## Objective
Please render every line below as a JSON list of strings, one string per line, leaving out blank lines and the pictures.

########

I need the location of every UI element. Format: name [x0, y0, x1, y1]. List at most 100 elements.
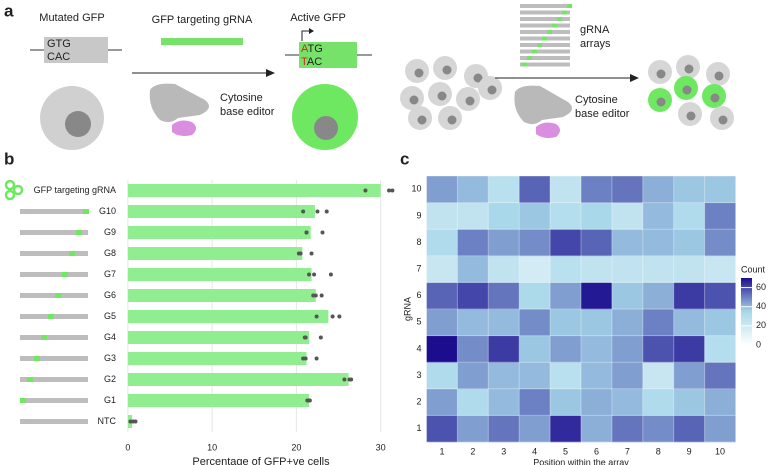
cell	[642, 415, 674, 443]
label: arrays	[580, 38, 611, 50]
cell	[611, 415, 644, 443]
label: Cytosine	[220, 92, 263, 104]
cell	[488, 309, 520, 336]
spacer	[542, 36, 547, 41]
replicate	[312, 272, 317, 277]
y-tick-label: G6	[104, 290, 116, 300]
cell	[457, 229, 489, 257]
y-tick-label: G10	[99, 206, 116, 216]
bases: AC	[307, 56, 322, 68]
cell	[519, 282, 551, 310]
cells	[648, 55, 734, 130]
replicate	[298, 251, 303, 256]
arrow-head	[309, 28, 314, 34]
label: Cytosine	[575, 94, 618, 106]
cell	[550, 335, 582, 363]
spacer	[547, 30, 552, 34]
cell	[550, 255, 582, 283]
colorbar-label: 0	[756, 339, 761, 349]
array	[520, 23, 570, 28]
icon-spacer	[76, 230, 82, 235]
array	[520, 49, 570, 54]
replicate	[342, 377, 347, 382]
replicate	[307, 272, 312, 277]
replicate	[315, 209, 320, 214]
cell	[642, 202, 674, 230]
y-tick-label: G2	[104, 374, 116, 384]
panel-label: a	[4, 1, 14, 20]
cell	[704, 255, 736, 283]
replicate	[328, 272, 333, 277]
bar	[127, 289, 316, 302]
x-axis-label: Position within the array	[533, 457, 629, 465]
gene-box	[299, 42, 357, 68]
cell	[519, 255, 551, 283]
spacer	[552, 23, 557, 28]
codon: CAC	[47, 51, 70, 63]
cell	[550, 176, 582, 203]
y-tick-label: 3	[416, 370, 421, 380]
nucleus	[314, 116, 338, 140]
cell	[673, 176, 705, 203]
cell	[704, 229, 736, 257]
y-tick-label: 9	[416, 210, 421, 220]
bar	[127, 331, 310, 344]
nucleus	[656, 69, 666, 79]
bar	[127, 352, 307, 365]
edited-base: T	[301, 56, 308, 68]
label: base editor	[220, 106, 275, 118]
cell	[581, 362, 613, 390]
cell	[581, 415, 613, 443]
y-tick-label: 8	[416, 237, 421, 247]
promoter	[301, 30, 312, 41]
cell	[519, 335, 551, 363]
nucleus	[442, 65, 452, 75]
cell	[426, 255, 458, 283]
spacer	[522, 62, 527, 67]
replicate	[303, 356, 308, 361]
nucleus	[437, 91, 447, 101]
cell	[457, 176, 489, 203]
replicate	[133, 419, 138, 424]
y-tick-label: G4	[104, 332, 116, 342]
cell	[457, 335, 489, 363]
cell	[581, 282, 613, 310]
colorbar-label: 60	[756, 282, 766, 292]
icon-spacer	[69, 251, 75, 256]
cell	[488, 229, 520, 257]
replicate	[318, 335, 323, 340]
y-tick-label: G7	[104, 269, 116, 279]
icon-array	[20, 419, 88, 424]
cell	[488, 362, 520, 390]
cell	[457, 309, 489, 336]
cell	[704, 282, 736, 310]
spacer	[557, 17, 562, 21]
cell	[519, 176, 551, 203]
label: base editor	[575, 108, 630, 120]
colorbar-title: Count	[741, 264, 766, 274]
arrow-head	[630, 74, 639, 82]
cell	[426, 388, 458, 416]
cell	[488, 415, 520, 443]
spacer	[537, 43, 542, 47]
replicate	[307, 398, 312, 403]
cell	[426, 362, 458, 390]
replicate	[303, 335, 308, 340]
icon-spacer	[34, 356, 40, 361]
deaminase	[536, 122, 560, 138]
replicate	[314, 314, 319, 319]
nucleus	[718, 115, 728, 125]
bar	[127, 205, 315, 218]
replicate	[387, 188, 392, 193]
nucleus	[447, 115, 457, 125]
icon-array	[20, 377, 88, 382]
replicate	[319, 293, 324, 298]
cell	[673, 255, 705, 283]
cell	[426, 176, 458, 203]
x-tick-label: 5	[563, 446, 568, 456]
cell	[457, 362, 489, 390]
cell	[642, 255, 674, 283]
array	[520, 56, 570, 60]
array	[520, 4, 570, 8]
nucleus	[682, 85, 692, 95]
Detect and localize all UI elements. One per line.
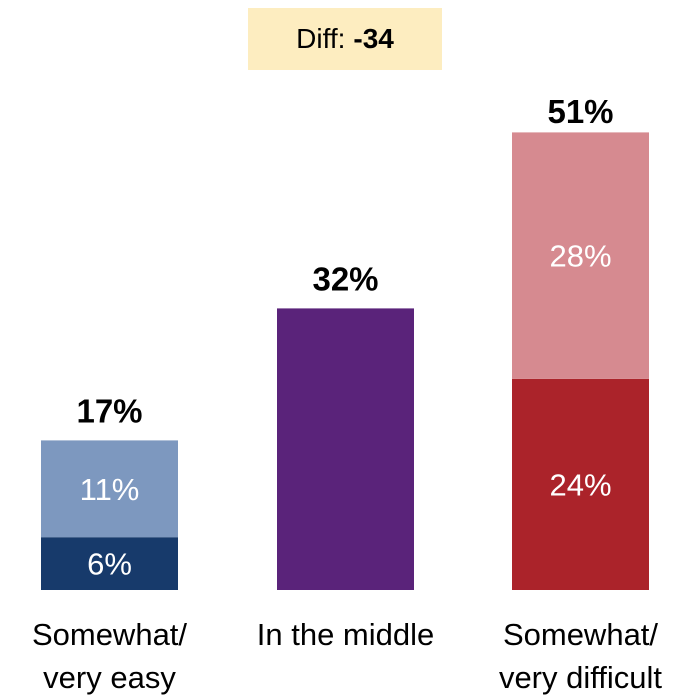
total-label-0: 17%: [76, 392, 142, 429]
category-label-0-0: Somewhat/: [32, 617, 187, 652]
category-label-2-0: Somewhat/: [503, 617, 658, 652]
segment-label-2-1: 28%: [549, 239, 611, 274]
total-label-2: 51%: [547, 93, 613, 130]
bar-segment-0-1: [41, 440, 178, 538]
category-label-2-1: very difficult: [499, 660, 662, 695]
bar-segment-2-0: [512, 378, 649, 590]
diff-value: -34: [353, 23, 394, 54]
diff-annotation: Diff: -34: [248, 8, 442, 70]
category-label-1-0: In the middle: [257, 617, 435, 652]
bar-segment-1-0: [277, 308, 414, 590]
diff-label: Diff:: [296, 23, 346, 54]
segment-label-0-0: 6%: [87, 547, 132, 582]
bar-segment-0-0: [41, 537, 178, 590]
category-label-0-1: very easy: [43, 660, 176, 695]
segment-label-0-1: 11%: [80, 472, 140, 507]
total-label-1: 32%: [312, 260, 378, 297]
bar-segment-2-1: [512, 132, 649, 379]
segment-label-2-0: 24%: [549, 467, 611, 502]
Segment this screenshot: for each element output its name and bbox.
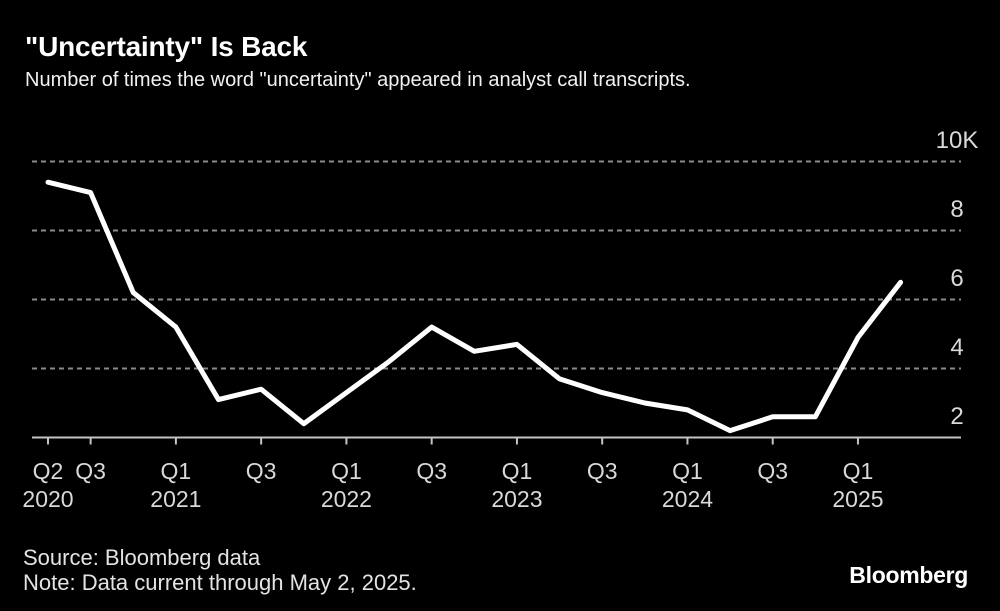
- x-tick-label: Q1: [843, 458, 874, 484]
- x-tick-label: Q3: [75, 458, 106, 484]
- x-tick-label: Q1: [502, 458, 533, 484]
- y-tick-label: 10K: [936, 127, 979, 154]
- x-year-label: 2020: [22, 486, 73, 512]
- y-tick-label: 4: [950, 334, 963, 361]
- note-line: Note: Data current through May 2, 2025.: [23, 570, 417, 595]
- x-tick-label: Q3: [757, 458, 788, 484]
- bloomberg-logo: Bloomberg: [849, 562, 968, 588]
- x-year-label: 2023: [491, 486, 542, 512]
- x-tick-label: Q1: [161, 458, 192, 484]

########

## Reply to the task
[
  "I need the location of every UI element. Format: name [x0, y0, x1, y1]. List at most 100 elements.",
  "cell\t[642, 415, 674, 443]",
  "label: arrays\t[580, 38, 611, 50]",
  "cell\t[611, 415, 644, 443]",
  "label: Cytosine\t[220, 92, 263, 104]",
  "cell\t[488, 309, 520, 336]",
  "spacer\t[542, 36, 547, 41]",
  "replicate\t[312, 272, 317, 277]",
  "y-tick-label: G6\t[104, 290, 116, 300]",
  "cell\t[457, 229, 489, 257]",
  "y-tick-label: G10\t[99, 206, 116, 216]",
  "bases: AC\t[307, 56, 322, 68]",
  "cell\t[519, 282, 551, 310]",
  "cells\t[648, 55, 734, 130]",
  "replicate\t[298, 251, 303, 256]",
  "arrow-head\t[309, 28, 314, 34]",
  "label: Cytosine\t[575, 94, 618, 106]",
  "cell\t[550, 335, 582, 363]",
  "spacer\t[547, 30, 552, 34]",
  "cell\t[550, 255, 582, 283]",
  "colorbar-label: 0\t[756, 339, 761, 349]",
  "array\t[520, 23, 570, 28]",
  "icon-spacer\t[76, 230, 82, 235]",
  "array\t[520, 49, 570, 54]",
  "replicate\t[342, 377, 347, 382]",
  "replicate\t[307, 272, 312, 277]",
  "replicate\t[315, 209, 320, 214]",
  "cell\t[642, 202, 674, 230]",
  "y-tick-label: G2\t[104, 374, 116, 384]",
  "panel-label: a\t[4, 1, 14, 20]",
  "cell\t[704, 255, 736, 283]",
  "replicate\t[328, 272, 333, 277]",
  "bar\t[127, 289, 316, 302]",
  "x-axis-label: Position within the array\t[533, 457, 629, 465]",
  "gene-box\t[299, 42, 357, 68]",
  "cell\t[519, 255, 551, 283]",
  "spacer\t[552, 23, 557, 28]",
  "codon: CAC\t[47, 51, 70, 63]",
  "cell\t[550, 176, 582, 203]",
  "y-tick-label: 3\t[416, 370, 421, 380]",
  "nucleus\t[314, 116, 338, 140]",
  "cell\t[673, 176, 705, 203]",
  "cell\t[704, 229, 736, 257]",
  "y-tick-label: 9\t[416, 210, 421, 220]",
  "bar\t[127, 331, 310, 344]",
  "nucleus\t[656, 69, 666, 79]",
  "bar\t[127, 352, 307, 365]",
  "edited-base: T\t[301, 56, 308, 68]",
  "label: base editor\t[220, 106, 275, 118]",
  "cell\t[581, 362, 613, 390]",
  "cell\t[581, 415, 613, 443]",
  "y-tick-label: 8\t[416, 237, 421, 247]",
  "promoter\t[301, 30, 312, 41]",
  "cell\t[519, 335, 551, 363]",
  "nucleus\t[442, 65, 452, 75]",
  "cell\t[426, 255, 458, 283]",
  "spacer\t[522, 62, 527, 67]",
  "replicate\t[303, 356, 308, 361]",
  "nucleus\t[437, 91, 447, 101]",
  "cell\t[457, 176, 489, 203]",
  "replicate\t[133, 419, 138, 424]",
  "y-tick-label: G4\t[104, 332, 116, 342]",
  "cell\t[457, 335, 489, 363]",
  "cell\t[581, 282, 613, 310]",
  "colorbar-label: 60\t[756, 282, 766, 292]",
  "icon-spacer\t[69, 251, 75, 256]",
  "cell\t[488, 229, 520, 257]",
  "replicate\t[318, 335, 323, 340]",
  "y-tick-label: G7\t[104, 269, 116, 279]",
  "icon-array\t[20, 419, 88, 424]",
  "cell\t[488, 362, 520, 390]",
  "cell\t[457, 309, 489, 336]",
  "cell\t[704, 282, 736, 310]",
  "spacer\t[557, 17, 562, 21]",
  "cell\t[519, 176, 551, 203]",
  "label: base editor\t[575, 108, 630, 120]",
  "colorbar-title: Count\t[741, 264, 766, 274]",
  "arrow-head\t[630, 74, 639, 82]",
  "cell\t[426, 388, 458, 416]",
  "cell\t[488, 415, 520, 443]",
  "spacer\t[537, 43, 542, 47]",
  "replicate\t[307, 398, 312, 403]",
  "cell\t[426, 362, 458, 390]",
  "replicate\t[303, 335, 308, 340]",
  "icon-spacer\t[34, 356, 40, 361]",
  "deaminase\t[536, 122, 560, 138]",
  "replicate\t[314, 314, 319, 319]",
  "nucleus\t[718, 115, 728, 125]",
  "bar\t[127, 205, 315, 218]",
  "replicate\t[387, 188, 392, 193]",
  "nucleus\t[447, 115, 457, 125]",
  "icon-array\t[20, 377, 88, 382]",
  "replicate\t[319, 293, 324, 298]",
  "cell\t[673, 255, 705, 283]",
  "cell\t[426, 176, 458, 203]",
  "x-tick-label: 5\t[563, 446, 568, 456]",
  "cell\t[457, 362, 489, 390]",
  "cell\t[642, 255, 674, 283]",
  "array\t[520, 56, 570, 60]",
  "array\t[520, 4, 570, 8]",
  "nucleus\t[682, 85, 692, 95]",
  "Detect and localize all UI elements. One per line.",
  "total-label-0: 17%: [76, 392, 142, 429]",
  "category-label-0-0: Somewhat/: [32, 617, 187, 652]",
  "category-label-2-0: Somewhat/: [503, 617, 658, 652]",
  "segment-label-2-1: 28%: [549, 239, 611, 274]",
  "total-label-2: 51%: [547, 93, 613, 130]",
  "bar-segment-0-1: [41, 440, 178, 538]",
  "category-label-2-1: very difficult: [499, 660, 662, 695]",
  "bar-segment-2-0: [512, 378, 649, 590]",
  "diff-value: -34: [353, 23, 394, 54]",
  "diff-annotation: Diff: -34: [248, 8, 442, 70]",
  "category-label-1-0: In the middle: [257, 617, 435, 652]",
  "bar-segment-1-0: [277, 308, 414, 590]",
  "diff-label: Diff:: [296, 23, 346, 54]",
  "segment-label-0-0: 6%: [87, 547, 132, 582]",
  "bar-segment-0-0: [41, 537, 178, 590]",
  "category-label-0-1: very easy: [43, 660, 176, 695]",
  "segment-label-0-1: 11%: [80, 472, 140, 507]",
  "total-label-1: 32%: [312, 260, 378, 297]",
  "bar-segment-2-1: [512, 132, 649, 379]",
  "segment-label-2-0: 24%: [549, 467, 611, 502]",
  "Segment this screenshot: for each element output its name and bbox.",
  "- x-tick-label: Q1: [843, 458, 874, 484]",
  "- x-tick-label: Q3: [75, 458, 106, 484]",
  "- x-tick-label: Q1: [502, 458, 533, 484]",
  "- y-tick-label: 10K: [936, 127, 979, 154]",
  "- x-year-label: 2020: [22, 486, 73, 512]",
  "- y-tick-label: 4: [950, 334, 963, 361]",
  "- note-line: Note: Data current through May 2, 2025.: [23, 570, 417, 595]",
  "- x-tick-label: Q3: [757, 458, 788, 484]",
  "- bloomberg-logo: Bloomberg: [849, 562, 968, 588]",
  "- x-year-label: 2023: [491, 486, 542, 512]",
  "- x-tick-label: Q1: [161, 458, 192, 484]"
]